• [WHAT YOU SHOULD DO]
Find and copy lines holding "Mittleres".
::: INPUT DATA
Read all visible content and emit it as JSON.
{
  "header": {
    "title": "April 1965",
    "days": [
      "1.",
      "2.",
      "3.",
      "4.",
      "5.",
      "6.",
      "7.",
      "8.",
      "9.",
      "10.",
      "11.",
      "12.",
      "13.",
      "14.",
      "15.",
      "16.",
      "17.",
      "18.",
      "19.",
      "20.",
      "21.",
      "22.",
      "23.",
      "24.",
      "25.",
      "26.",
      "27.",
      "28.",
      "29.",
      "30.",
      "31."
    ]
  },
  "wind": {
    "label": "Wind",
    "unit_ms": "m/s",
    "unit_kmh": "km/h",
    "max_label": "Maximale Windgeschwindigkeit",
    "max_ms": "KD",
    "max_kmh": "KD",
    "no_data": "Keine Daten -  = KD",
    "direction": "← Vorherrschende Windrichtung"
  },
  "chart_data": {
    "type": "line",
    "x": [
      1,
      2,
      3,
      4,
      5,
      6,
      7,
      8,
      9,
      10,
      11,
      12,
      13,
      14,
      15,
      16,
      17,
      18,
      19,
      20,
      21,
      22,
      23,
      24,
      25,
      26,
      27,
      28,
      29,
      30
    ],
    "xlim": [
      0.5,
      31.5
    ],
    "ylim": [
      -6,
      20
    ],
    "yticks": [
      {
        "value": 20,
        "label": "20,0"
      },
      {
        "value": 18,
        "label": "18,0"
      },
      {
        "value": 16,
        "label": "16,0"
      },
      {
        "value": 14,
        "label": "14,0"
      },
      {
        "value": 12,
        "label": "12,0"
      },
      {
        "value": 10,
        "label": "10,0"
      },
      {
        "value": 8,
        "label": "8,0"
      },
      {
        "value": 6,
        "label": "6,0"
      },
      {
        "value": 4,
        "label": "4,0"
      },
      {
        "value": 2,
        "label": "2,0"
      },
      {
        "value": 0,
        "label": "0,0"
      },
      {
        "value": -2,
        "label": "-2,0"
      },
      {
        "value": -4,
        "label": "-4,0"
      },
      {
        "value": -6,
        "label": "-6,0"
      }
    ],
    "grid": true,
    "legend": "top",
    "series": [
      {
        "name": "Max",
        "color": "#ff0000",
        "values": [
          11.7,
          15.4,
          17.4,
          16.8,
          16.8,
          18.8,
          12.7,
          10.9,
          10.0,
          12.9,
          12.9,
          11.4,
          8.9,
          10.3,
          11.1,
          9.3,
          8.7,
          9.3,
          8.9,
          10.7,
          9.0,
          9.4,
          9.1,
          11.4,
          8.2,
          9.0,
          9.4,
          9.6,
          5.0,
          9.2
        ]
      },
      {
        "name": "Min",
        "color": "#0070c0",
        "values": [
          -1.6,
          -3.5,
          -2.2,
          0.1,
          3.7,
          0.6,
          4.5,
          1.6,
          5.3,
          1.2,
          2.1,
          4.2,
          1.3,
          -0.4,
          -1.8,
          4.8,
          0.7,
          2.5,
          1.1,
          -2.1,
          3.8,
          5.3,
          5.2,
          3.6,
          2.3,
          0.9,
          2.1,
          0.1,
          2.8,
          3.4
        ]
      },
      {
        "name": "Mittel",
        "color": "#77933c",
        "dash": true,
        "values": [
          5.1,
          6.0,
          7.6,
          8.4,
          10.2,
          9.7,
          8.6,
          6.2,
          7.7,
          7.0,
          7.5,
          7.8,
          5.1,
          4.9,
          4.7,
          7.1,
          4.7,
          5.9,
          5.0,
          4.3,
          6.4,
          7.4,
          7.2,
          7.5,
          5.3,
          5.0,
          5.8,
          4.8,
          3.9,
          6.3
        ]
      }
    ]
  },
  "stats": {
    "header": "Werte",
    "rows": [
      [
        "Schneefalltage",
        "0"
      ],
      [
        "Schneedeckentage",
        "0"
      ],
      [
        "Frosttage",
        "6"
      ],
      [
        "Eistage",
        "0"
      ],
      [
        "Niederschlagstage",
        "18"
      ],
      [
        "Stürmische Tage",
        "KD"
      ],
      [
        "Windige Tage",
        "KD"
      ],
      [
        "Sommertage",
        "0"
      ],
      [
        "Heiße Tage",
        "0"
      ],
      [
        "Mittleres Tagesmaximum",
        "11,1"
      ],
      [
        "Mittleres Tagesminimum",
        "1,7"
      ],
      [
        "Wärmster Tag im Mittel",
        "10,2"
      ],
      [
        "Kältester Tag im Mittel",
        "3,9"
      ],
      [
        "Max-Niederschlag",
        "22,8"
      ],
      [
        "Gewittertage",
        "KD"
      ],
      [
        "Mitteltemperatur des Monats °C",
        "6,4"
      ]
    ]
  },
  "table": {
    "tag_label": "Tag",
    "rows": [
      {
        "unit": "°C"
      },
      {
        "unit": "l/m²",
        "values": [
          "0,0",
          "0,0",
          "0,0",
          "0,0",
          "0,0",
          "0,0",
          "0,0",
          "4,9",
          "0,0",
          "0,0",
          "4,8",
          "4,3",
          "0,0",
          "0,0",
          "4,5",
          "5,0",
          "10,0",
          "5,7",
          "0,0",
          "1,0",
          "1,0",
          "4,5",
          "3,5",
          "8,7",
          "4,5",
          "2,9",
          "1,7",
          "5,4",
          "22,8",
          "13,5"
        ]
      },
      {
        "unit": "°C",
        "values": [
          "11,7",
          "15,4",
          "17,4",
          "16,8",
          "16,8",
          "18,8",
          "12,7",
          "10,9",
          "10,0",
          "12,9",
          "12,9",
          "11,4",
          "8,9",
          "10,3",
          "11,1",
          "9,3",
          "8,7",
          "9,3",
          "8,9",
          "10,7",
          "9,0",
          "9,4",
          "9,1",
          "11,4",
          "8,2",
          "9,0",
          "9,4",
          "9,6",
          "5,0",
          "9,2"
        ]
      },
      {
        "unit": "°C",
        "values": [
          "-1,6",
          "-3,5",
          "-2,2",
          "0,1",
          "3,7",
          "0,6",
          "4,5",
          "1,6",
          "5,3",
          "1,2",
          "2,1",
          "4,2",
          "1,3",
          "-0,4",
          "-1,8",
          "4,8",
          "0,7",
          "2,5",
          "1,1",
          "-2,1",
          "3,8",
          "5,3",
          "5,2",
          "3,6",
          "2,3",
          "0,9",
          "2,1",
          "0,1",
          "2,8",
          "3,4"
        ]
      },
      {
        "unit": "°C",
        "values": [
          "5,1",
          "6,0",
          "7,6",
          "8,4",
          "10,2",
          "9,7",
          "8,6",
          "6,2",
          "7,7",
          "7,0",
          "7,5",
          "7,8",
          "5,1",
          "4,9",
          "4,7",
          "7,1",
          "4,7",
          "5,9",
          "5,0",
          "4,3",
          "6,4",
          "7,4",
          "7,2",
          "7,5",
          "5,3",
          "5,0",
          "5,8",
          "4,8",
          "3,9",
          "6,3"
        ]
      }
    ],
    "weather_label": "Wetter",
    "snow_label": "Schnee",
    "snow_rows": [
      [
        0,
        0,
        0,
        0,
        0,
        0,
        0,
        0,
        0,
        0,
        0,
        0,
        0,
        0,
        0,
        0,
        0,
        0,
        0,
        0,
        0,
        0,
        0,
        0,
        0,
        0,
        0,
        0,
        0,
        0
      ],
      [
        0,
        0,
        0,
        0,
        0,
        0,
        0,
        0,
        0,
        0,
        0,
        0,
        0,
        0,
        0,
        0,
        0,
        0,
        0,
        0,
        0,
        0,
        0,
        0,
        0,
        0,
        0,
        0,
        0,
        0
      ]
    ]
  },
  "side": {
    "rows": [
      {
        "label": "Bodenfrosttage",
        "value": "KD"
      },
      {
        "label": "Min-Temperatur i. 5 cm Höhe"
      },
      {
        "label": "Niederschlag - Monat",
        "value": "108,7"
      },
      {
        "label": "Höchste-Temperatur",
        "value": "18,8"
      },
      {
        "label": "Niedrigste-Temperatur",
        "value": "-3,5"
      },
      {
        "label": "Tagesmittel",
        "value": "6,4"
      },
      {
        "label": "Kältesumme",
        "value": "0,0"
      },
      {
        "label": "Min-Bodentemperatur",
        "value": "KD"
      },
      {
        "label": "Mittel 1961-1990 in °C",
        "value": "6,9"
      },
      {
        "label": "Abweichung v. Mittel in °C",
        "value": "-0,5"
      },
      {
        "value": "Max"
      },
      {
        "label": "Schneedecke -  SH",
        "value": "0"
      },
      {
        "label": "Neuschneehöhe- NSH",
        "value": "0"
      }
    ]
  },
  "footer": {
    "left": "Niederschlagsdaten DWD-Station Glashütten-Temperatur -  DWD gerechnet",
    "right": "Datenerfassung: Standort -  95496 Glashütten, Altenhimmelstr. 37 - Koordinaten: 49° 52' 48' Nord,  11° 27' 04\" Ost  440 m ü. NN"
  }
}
::::::
• [FULL OUTPUT]
        "Mittleres Tagesmaximum",
        "Mittleres Tagesminimum",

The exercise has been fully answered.